Below you will find a set of lines. Repeat them all exactly.

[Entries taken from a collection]
START

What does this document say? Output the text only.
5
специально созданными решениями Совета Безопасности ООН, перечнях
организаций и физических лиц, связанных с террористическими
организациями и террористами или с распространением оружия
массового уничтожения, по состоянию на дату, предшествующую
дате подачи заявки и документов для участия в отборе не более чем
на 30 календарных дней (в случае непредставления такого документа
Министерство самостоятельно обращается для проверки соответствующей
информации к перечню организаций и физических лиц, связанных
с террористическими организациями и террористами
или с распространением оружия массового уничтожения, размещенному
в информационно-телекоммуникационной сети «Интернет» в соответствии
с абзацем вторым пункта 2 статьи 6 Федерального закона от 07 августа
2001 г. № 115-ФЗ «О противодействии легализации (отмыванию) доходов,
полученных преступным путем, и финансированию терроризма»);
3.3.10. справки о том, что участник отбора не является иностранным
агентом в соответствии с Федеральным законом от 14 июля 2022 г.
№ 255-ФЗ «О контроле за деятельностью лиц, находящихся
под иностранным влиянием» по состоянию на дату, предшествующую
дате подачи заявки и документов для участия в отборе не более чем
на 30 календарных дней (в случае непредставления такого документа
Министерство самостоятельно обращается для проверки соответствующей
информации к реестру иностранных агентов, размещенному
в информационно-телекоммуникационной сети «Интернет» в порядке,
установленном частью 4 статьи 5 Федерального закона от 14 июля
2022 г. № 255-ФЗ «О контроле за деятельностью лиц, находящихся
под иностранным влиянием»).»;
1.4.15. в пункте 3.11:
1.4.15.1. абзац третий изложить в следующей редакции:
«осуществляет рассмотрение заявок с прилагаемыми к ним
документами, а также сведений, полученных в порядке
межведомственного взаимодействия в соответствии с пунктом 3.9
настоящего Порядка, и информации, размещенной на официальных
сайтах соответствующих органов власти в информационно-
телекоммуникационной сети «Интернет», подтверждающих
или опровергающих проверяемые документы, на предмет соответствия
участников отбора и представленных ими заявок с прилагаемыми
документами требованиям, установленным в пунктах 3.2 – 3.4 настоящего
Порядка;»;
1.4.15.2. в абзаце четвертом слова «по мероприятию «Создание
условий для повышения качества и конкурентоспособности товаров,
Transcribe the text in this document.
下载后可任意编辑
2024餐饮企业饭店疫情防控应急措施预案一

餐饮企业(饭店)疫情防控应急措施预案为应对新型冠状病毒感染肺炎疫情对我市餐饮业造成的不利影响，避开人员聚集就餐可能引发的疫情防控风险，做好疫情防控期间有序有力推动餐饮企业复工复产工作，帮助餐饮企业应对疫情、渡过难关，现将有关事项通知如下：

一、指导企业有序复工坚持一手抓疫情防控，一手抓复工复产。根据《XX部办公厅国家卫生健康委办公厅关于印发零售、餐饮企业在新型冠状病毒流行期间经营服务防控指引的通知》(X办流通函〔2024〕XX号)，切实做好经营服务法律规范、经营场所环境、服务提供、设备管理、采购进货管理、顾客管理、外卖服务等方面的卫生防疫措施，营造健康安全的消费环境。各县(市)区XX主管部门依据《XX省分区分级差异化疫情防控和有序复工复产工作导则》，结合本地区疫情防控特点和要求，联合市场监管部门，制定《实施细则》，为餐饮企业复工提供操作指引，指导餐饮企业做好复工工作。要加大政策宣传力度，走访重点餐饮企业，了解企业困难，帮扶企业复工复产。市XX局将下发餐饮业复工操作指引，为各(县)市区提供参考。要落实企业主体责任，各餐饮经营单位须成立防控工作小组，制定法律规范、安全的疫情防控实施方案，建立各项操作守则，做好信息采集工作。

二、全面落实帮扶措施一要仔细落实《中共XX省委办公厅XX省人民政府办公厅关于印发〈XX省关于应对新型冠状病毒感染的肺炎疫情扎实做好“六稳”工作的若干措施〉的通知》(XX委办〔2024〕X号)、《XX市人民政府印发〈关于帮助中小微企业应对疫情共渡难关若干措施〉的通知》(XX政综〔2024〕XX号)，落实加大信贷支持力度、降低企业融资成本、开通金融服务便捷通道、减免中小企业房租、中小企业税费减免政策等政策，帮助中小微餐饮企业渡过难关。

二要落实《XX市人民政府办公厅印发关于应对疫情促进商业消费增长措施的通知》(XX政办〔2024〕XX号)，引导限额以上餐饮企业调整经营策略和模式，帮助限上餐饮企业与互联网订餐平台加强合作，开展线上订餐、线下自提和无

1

END

Answer for this exercise —
What does this document say? Output the text only.
5
специально созданными решениями Совета Безопасности ООН, перечнях
организаций и физических лиц, связанных с террористическими
организациями и террористами или с распространением оружия
массового уничтожения, по состоянию на дату, предшествующую
дате подачи заявки и документов для участия в отборе не более чем
на 30 календарных дней (в случае непредставления такого документа
Министерство самостоятельно обращается для проверки соответствующей
информации к перечню организаций и физических лиц, связанных
с террористическими организациями и террористами
или с распространением оружия массового уничтожения, размещенному
в информационно-телекоммуникационной сети «Интернет» в соответствии
с абзацем вторым пункта 2 статьи 6 Федерального закона от 07 августа
2001 г. № 115-ФЗ «О противодействии легализации (отмыванию) доходов,
полученных преступным путем, и финансированию терроризма»);
3.3.10. справки о том, что участник отбора не является иностранным
агентом в соответствии с Федеральным законом от 14 июля 2022 г.
№ 255-ФЗ «О контроле за деятельностью лиц, находящихся
под иностранным влиянием» по состоянию на дату, предшествующую
дате подачи заявки и документов для участия в отборе не более чем
на 30 календарных дней (в случае непредставления такого документа
Министерство самостоятельно обращается для проверки соответствующей
информации к реестру иностранных агентов, размещенному
в информационно-телекоммуникационной сети «Интернет» в порядке,
установленном частью 4 статьи 5 Федерального закона от 14 июля
2022 г. № 255-ФЗ «О контроле за деятельностью лиц, находящихся
под иностранным влиянием»).»;
1.4.15. в пункте 3.11:
1.4.15.1. абзац третий изложить в следующей редакции:
«осуществляет рассмотрение заявок с прилагаемыми к ним
документами, а также сведений, полученных в порядке
межведомственного взаимодействия в соответствии с пунктом 3.9
настоящего Порядка, и информации, размещенной на официальных
сайтах соответствующих органов власти в информационно-
телекоммуникационной сети «Интернет», подтверждающих
или опровергающих проверяемые документы, на предмет соответствия
участников отбора и представленных ими заявок с прилагаемыми
документами требованиям, установленным в пунктах 3.2 – 3.4 настоящего
Порядка;»;
1.4.15.2. в абзаце четвертом слова «по мероприятию «Создание
условий для повышения качества и конкурентоспособности товаров,
Transcribe the text in this document.
下载后可任意编辑
2024餐饮企业饭店疫情防控应急措施预案一

餐饮企业(饭店)疫情防控应急措施预案为应对新型冠状病毒感染肺炎疫情对我市餐饮业造成的不利影响，避开人员聚集就餐可能引发的疫情防控风险，做好疫情防控期间有序有力推动餐饮企业复工复产工作，帮助餐饮企业应对疫情、渡过难关，现将有关事项通知如下：

一、指导企业有序复工坚持一手抓疫情防控，一手抓复工复产。根据《XX部办公厅国家卫生健康委办公厅关于印发零售、餐饮企业在新型冠状病毒流行期间经营服务防控指引的通知》(X办流通函〔2024〕XX号)，切实做好经营服务法律规范、经营场所环境、服务提供、设备管理、采购进货管理、顾客管理、外卖服务等方面的卫生防疫措施，营造健康安全的消费环境。各县(市)区XX主管部门依据《XX省分区分级差异化疫情防控和有序复工复产工作导则》，结合本地区疫情防控特点和要求，联合市场监管部门，制定《实施细则》，为餐饮企业复工提供操作指引，指导餐饮企业做好复工工作。要加大政策宣传力度，走访重点餐饮企业，了解企业困难，帮扶企业复工复产。市XX局将下发餐饮业复工操作指引，为各(县)市区提供参考。要落实企业主体责任，各餐饮经营单位须成立防控工作小组，制定法律规范、安全的疫情防控实施方案，建立各项操作守则，做好信息采集工作。

二、全面落实帮扶措施一要仔细落实《中共XX省委办公厅XX省人民政府办公厅关于印发〈XX省关于应对新型冠状病毒感染的肺炎疫情扎实做好“六稳”工作的若干措施〉的通知》(XX委办〔2024〕X号)、《XX市人民政府印发〈关于帮助中小微企业应对疫情共渡难关若干措施〉的通知》(XX政综〔2024〕XX号)，落实加大信贷支持力度、降低企业融资成本、开通金融服务便捷通道、减免中小企业房租、中小企业税费减免政策等政策，帮助中小微餐饮企业渡过难关。

二要落实《XX市人民政府办公厅印发关于应对疫情促进商业消费增长措施的通知》(XX政办〔2024〕XX号)，引导限额以上餐饮企业调整经营策略和模式，帮助限上餐饮企业与互联网订餐平台加强合作，开展线上订餐、线下自提和无

1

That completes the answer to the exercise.